Collected data:

☆ ☆ ☆ ☆ ☆ ☆ ☆

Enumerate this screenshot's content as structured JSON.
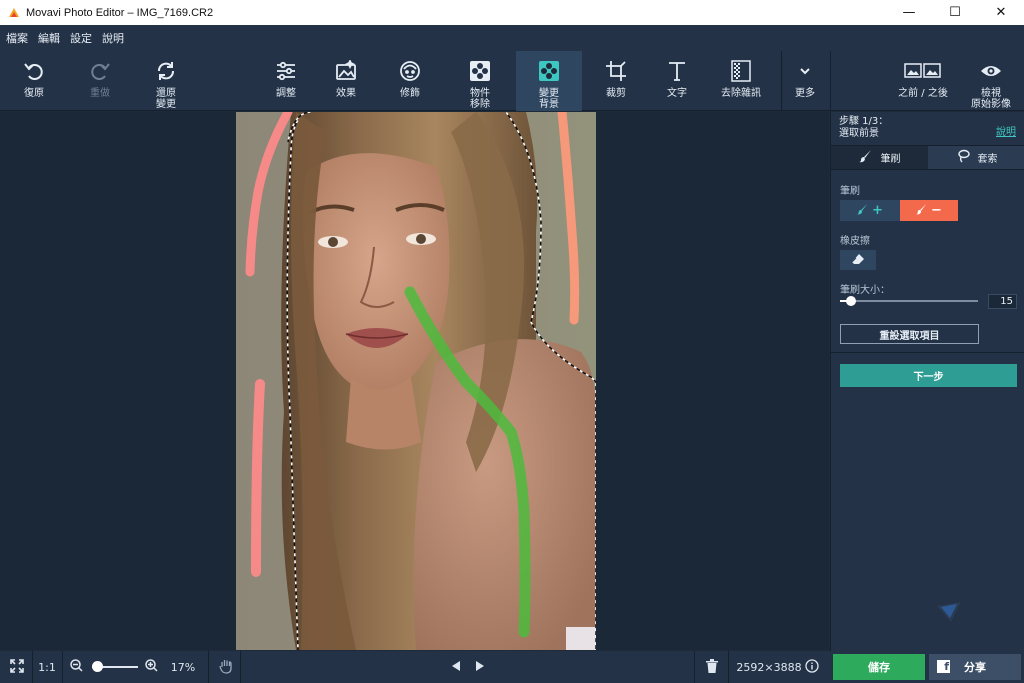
{
  "window": {
    "title": "Movavi Photo Editor – IMG_7169.CR2",
    "minimize": "—",
    "maximize": "☐",
    "close": "✕"
  },
  "menu": [
    "檔案",
    "編輯",
    "設定",
    "說明"
  ],
  "toolbar": {
    "undo": "復原",
    "redo": "重做",
    "restore": "還原\n變更",
    "adjust": "調整",
    "effects": "效果",
    "retouch": "修飾",
    "object_removal": "物件\n移除",
    "change_bg": "變更\n背景",
    "crop": "裁剪",
    "text": "文字",
    "denoise": "去除雜訊",
    "more": "更多",
    "before_after": "之前 / 之後",
    "view_original": "檢視\n原始影像"
  },
  "panel": {
    "step": "步驟 1/3：",
    "step_desc": "選取前景",
    "help": "說明",
    "tab_brush": "筆刷",
    "tab_lasso": "套索",
    "brush_label": "筆刷",
    "brush_add": "+",
    "brush_remove": "−",
    "eraser_label": "橡皮擦",
    "size_label": "筆刷大小：",
    "size_value": "15",
    "size_fraction": 0.08,
    "reset": "重設選取項目",
    "next": "下一步"
  },
  "bottom": {
    "fit": "⤢",
    "one_to_one": "1:1",
    "zoom_value": "17%",
    "zoom_fraction": 0.1,
    "dimensions": "2592×3888",
    "save": "儲存",
    "share": "分享"
  },
  "colors": {
    "accent_teal": "#2e9e94",
    "brush_add": "#2f4661",
    "brush_remove": "#f26a4b",
    "save_green": "#2eaa5d",
    "stroke_green": "#4cbb3c",
    "stroke_pink": "#ff8a8a"
  }
}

☆ ☆ ☆ ☆ ☆ ☆ ☆

To be done >> Copy the data word for word. Pictures do not go in the copy.

Exercise response >>
Enumerate this screenshot's content as structured JSON.
{
  "window": {
    "title": "Movavi Photo Editor – IMG_7169.CR2",
    "minimize": "—",
    "maximize": "☐",
    "close": "✕"
  },
  "menu": [
    "檔案",
    "編輯",
    "設定",
    "說明"
  ],
  "toolbar": {
    "undo": "復原",
    "redo": "重做",
    "restore": "還原\n變更",
    "adjust": "調整",
    "effects": "效果",
    "retouch": "修飾",
    "object_removal": "物件\n移除",
    "change_bg": "變更\n背景",
    "crop": "裁剪",
    "text": "文字",
    "denoise": "去除雜訊",
    "more": "更多",
    "before_after": "之前 / 之後",
    "view_original": "檢視\n原始影像"
  },
  "panel": {
    "step": "步驟 1/3：",
    "step_desc": "選取前景",
    "help": "說明",
    "tab_brush": "筆刷",
    "tab_lasso": "套索",
    "brush_label": "筆刷",
    "brush_add": "+",
    "brush_remove": "−",
    "eraser_label": "橡皮擦",
    "size_label": "筆刷大小：",
    "size_value": "15",
    "size_fraction": 0.08,
    "reset": "重設選取項目",
    "next": "下一步"
  },
  "bottom": {
    "fit": "⤢",
    "one_to_one": "1:1",
    "zoom_value": "17%",
    "zoom_fraction": 0.1,
    "dimensions": "2592×3888",
    "save": "儲存",
    "share": "分享"
  },
  "colors": {
    "accent_teal": "#2e9e94",
    "brush_add": "#2f4661",
    "brush_remove": "#f26a4b",
    "save_green": "#2eaa5d",
    "stroke_green": "#4cbb3c",
    "stroke_pink": "#ff8a8a"
  }
}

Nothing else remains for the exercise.